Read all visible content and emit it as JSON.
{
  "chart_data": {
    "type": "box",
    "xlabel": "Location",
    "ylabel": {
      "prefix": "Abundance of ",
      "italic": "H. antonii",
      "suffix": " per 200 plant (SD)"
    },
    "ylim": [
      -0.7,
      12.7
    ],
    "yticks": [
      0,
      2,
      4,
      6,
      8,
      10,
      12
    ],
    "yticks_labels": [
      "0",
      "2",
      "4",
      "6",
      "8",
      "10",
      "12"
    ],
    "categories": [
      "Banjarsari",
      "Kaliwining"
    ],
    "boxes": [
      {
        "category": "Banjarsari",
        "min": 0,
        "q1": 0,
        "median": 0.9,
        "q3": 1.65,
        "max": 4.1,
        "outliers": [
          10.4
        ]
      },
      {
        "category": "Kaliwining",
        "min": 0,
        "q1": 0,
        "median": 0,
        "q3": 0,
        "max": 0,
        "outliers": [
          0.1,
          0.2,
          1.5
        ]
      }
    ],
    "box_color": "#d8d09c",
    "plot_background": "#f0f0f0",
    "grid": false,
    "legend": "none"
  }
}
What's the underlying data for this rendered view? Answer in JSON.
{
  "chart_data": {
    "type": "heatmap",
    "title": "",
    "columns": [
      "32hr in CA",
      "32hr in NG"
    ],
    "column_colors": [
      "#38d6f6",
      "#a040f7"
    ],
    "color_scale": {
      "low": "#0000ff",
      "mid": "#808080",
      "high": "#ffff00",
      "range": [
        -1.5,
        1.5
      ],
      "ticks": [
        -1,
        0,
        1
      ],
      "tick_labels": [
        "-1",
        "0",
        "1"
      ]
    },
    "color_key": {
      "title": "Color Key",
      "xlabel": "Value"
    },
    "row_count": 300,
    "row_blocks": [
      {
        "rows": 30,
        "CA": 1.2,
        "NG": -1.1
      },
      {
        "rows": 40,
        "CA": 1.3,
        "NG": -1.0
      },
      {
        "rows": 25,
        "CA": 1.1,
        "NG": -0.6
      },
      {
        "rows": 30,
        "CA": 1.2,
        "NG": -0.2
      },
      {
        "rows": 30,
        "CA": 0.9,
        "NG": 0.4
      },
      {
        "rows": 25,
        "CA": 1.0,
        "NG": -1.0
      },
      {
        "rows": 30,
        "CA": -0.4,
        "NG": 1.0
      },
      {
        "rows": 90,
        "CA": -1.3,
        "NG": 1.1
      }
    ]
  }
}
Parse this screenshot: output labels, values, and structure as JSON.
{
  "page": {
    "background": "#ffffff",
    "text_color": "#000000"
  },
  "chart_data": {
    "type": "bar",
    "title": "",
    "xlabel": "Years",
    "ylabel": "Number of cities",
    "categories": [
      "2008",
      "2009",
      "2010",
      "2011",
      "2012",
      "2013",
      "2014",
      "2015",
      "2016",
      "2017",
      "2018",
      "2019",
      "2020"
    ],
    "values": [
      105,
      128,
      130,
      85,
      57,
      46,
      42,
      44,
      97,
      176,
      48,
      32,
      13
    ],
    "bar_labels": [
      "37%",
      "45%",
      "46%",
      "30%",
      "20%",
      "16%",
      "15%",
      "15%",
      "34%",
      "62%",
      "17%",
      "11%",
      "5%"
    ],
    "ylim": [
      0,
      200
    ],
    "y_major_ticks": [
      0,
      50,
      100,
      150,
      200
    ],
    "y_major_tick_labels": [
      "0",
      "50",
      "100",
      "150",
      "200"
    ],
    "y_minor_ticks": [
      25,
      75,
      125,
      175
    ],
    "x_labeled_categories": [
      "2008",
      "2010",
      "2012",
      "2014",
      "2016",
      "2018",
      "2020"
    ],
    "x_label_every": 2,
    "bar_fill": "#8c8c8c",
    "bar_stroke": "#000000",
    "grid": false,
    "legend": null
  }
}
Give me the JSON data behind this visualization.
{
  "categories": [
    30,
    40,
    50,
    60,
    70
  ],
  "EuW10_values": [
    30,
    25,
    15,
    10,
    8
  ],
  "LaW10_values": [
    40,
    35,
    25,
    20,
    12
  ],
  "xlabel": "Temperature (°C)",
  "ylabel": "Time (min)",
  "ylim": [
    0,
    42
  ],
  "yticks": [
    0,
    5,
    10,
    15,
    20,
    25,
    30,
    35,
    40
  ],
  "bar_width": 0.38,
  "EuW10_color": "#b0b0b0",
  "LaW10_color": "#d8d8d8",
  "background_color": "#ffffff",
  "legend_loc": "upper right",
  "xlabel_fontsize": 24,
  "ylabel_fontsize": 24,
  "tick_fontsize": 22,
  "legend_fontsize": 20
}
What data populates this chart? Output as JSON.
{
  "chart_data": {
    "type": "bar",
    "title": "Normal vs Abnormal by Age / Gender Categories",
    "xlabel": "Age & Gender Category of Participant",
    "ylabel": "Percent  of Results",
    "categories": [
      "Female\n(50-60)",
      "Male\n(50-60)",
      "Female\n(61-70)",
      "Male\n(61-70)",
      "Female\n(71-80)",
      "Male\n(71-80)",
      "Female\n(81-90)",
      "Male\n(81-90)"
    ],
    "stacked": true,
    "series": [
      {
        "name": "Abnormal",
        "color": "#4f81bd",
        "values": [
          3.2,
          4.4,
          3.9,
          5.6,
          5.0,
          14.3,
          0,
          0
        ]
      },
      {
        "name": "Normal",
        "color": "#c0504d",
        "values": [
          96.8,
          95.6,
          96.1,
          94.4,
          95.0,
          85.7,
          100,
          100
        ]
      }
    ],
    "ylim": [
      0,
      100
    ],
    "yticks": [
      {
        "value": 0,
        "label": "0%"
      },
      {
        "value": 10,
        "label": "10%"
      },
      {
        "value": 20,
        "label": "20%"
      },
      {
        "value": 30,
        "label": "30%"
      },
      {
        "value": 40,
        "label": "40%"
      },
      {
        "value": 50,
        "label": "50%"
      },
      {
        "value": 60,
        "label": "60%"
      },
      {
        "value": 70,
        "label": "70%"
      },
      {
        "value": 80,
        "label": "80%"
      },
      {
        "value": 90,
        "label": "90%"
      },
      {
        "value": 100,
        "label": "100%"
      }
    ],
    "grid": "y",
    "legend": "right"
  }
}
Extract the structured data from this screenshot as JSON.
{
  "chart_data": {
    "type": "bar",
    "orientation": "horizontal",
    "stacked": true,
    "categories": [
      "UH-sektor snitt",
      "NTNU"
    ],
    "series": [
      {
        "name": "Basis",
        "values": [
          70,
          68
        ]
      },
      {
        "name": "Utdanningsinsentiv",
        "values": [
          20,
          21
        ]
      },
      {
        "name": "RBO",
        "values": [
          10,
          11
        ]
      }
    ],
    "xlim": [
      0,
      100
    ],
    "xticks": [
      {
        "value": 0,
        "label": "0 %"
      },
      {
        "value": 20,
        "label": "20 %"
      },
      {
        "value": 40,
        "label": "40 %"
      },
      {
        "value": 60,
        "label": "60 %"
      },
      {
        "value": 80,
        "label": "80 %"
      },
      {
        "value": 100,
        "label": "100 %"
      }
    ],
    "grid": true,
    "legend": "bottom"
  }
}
──────
Do this:
Write the data back out verbatim.

Solution for this problem:
Read all visible content and emit it as JSON.
{
  "chart_data": {
    "type": "box",
    "xlabel": "Location",
    "ylabel": {
      "prefix": "Abundance of ",
      "italic": "H. antonii",
      "suffix": " per 200 plant (SD)"
    },
    "ylim": [
      -0.7,
      12.7
    ],
    "yticks": [
      0,
      2,
      4,
      6,
      8,
      10,
      12
    ],
    "yticks_labels": [
      "0",
      "2",
      "4",
      "6",
      "8",
      "10",
      "12"
    ],
    "categories": [
      "Banjarsari",
      "Kaliwining"
    ],
    "boxes": [
      {
        "category": "Banjarsari",
        "min": 0,
        "q1": 0,
        "median": 0.9,
        "q3": 1.65,
        "max": 4.1,
        "outliers": [
          10.4
        ]
      },
      {
        "category": "Kaliwining",
        "min": 0,
        "q1": 0,
        "median": 0,
        "q3": 0,
        "max": 0,
        "outliers": [
          0.1,
          0.2,
          1.5
        ]
      }
    ],
    "box_color": "#d8d09c",
    "plot_background": "#f0f0f0",
    "grid": false,
    "legend": "none"
  }
}
What's the underlying data for this rendered view? Answer in JSON.
{
  "chart_data": {
    "type": "heatmap",
    "title": "",
    "columns": [
      "32hr in CA",
      "32hr in NG"
    ],
    "column_colors": [
      "#38d6f6",
      "#a040f7"
    ],
    "color_scale": {
      "low": "#0000ff",
      "mid": "#808080",
      "high": "#ffff00",
      "range": [
        -1.5,
        1.5
      ],
      "ticks": [
        -1,
        0,
        1
      ],
      "tick_labels": [
        "-1",
        "0",
        "1"
      ]
    },
    "color_key": {
      "title": "Color Key",
      "xlabel": "Value"
    },
    "row_count": 300,
    "row_blocks": [
      {
        "rows": 30,
        "CA": 1.2,
        "NG": -1.1
      },
      {
        "rows": 40,
        "CA": 1.3,
        "NG": -1.0
      },
      {
        "rows": 25,
        "CA": 1.1,
        "NG": -0.6
      },
      {
        "rows": 30,
        "CA": 1.2,
        "NG": -0.2
      },
      {
        "rows": 30,
        "CA": 0.9,
        "NG": 0.4
      },
      {
        "rows": 25,
        "CA": 1.0,
        "NG": -1.0
      },
      {
        "rows": 30,
        "CA": -0.4,
        "NG": 1.0
      },
      {
        "rows": 90,
        "CA": -1.3,
        "NG": 1.1
      }
    ]
  }
}
Parse this screenshot: output labels, values, and structure as JSON.
{
  "page": {
    "background": "#ffffff",
    "text_color": "#000000"
  },
  "chart_data": {
    "type": "bar",
    "title": "",
    "xlabel": "Years",
    "ylabel": "Number of cities",
    "categories": [
      "2008",
      "2009",
      "2010",
      "2011",
      "2012",
      "2013",
      "2014",
      "2015",
      "2016",
      "2017",
      "2018",
      "2019",
      "2020"
    ],
    "values": [
      105,
      128,
      130,
      85,
      57,
      46,
      42,
      44,
      97,
      176,
      48,
      32,
      13
    ],
    "bar_labels": [
      "37%",
      "45%",
      "46%",
      "30%",
      "20%",
      "16%",
      "15%",
      "15%",
      "34%",
      "62%",
      "17%",
      "11%",
      "5%"
    ],
    "ylim": [
      0,
      200
    ],
    "y_major_ticks": [
      0,
      50,
      100,
      150,
      200
    ],
    "y_major_tick_labels": [
      "0",
      "50",
      "100",
      "150",
      "200"
    ],
    "y_minor_ticks": [
      25,
      75,
      125,
      175
    ],
    "x_labeled_categories": [
      "2008",
      "2010",
      "2012",
      "2014",
      "2016",
      "2018",
      "2020"
    ],
    "x_label_every": 2,
    "bar_fill": "#8c8c8c",
    "bar_stroke": "#000000",
    "grid": false,
    "legend": null
  }
}
Give me the JSON data behind this visualization.
{
  "categories": [
    30,
    40,
    50,
    60,
    70
  ],
  "EuW10_values": [
    30,
    25,
    15,
    10,
    8
  ],
  "LaW10_values": [
    40,
    35,
    25,
    20,
    12
  ],
  "xlabel": "Temperature (°C)",
  "ylabel": "Time (min)",
  "ylim": [
    0,
    42
  ],
  "yticks": [
    0,
    5,
    10,
    15,
    20,
    25,
    30,
    35,
    40
  ],
  "bar_width": 0.38,
  "EuW10_color": "#b0b0b0",
  "LaW10_color": "#d8d8d8",
  "background_color": "#ffffff",
  "legend_loc": "upper right",
  "xlabel_fontsize": 24,
  "ylabel_fontsize": 24,
  "tick_fontsize": 22,
  "legend_fontsize": 20
}
What data populates this chart? Output as JSON.
{
  "chart_data": {
    "type": "bar",
    "title": "Normal vs Abnormal by Age / Gender Categories",
    "xlabel": "Age & Gender Category of Participant",
    "ylabel": "Percent  of Results",
    "categories": [
      "Female\n(50-60)",
      "Male\n(50-60)",
      "Female\n(61-70)",
      "Male\n(61-70)",
      "Female\n(71-80)",
      "Male\n(71-80)",
      "Female\n(81-90)",
      "Male\n(81-90)"
    ],
    "stacked": true,
    "series": [
      {
        "name": "Abnormal",
        "color": "#4f81bd",
        "values": [
          3.2,
          4.4,
          3.9,
          5.6,
          5.0,
          14.3,
          0,
          0
        ]
      },
      {
        "name": "Normal",
        "color": "#c0504d",
        "values": [
          96.8,
          95.6,
          96.1,
          94.4,
          95.0,
          85.7,
          100,
          100
        ]
      }
    ],
    "ylim": [
      0,
      100
    ],
    "yticks": [
      {
        "value": 0,
        "label": "0%"
      },
      {
        "value": 10,
        "label": "10%"
      },
      {
        "value": 20,
        "label": "20%"
      },
      {
        "value": 30,
        "label": "30%"
      },
      {
        "value": 40,
        "label": "40%"
      },
      {
        "value": 50,
        "label": "50%"
      },
      {
        "value": 60,
        "label": "60%"
      },
      {
        "value": 70,
        "label": "70%"
      },
      {
        "value": 80,
        "label": "80%"
      },
      {
        "value": 90,
        "label": "90%"
      },
      {
        "value": 100,
        "label": "100%"
      }
    ],
    "grid": "y",
    "legend": "right"
  }
}
Extract the structured data from this screenshot as JSON.
{
  "chart_data": {
    "type": "bar",
    "orientation": "horizontal",
    "stacked": true,
    "categories": [
      "UH-sektor snitt",
      "NTNU"
    ],
    "series": [
      {
        "name": "Basis",
        "values": [
          70,
          68
        ]
      },
      {
        "name": "Utdanningsinsentiv",
        "values": [
          20,
          21
        ]
      },
      {
        "name": "RBO",
        "values": [
          10,
          11
        ]
      }
    ],
    "xlim": [
      0,
      100
    ],
    "xticks": [
      {
        "value": 0,
        "label": "0 %"
      },
      {
        "value": 20,
        "label": "20 %"
      },
      {
        "value": 40,
        "label": "40 %"
      },
      {
        "value": 60,
        "label": "60 %"
      },
      {
        "value": 80,
        "label": "80 %"
      },
      {
        "value": 100,
        "label": "100 %"
      }
    ],
    "grid": true,
    "legend": "bottom"
  }
}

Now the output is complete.